Given instruction → Show each line from the listing that includes the word "szintű".

(Saved data entries)
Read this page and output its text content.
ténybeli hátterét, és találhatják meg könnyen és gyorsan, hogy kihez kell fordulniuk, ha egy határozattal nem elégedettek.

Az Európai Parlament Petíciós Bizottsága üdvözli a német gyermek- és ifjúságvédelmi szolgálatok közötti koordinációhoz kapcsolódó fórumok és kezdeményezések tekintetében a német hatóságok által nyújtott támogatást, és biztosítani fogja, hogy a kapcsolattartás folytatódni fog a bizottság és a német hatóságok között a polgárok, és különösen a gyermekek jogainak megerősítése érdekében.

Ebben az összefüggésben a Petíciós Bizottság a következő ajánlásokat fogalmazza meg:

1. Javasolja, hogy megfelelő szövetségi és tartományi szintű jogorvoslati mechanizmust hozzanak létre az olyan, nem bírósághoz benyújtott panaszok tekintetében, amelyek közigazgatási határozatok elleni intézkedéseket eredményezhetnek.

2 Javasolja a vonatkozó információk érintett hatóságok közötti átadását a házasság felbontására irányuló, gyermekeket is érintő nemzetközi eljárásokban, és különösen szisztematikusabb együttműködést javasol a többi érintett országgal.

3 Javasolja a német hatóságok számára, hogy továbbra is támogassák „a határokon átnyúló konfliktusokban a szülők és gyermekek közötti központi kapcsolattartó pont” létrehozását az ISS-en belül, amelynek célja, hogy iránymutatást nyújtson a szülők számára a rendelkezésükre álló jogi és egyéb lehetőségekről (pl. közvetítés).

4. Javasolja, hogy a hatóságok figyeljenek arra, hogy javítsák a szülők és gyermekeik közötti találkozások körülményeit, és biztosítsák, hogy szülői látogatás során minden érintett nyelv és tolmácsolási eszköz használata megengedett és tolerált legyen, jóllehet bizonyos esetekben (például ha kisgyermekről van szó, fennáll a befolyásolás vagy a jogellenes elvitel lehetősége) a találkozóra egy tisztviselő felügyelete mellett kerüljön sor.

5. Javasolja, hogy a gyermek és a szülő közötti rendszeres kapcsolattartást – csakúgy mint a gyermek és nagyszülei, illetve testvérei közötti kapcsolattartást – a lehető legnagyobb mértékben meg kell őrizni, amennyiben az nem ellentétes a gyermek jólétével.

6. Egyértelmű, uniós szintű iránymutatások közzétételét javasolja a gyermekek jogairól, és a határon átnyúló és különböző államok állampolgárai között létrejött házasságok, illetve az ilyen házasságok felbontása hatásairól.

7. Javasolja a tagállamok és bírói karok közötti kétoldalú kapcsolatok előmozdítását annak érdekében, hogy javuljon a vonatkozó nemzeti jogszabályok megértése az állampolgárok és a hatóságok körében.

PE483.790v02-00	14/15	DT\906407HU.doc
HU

Result →
1. Javasolja, hogy megfelelő szövetségi és tartományi szintű jogorvoslati mechanizmust hozzanak létre az olyan, nem bírósághoz benyújtott panaszok tekintetében, amelyek közigazgatási határozatok elleni intézkedéseket eredményezhetnek.
6. Egyértelmű, uniós szintű iránymutatások közzétételét javasolja a gyermekek jogairól, és a határon átnyúló és különböző államok állampolgárai között létrejött házasságok, illetve az ilyen házasságok felbontása hatásairól.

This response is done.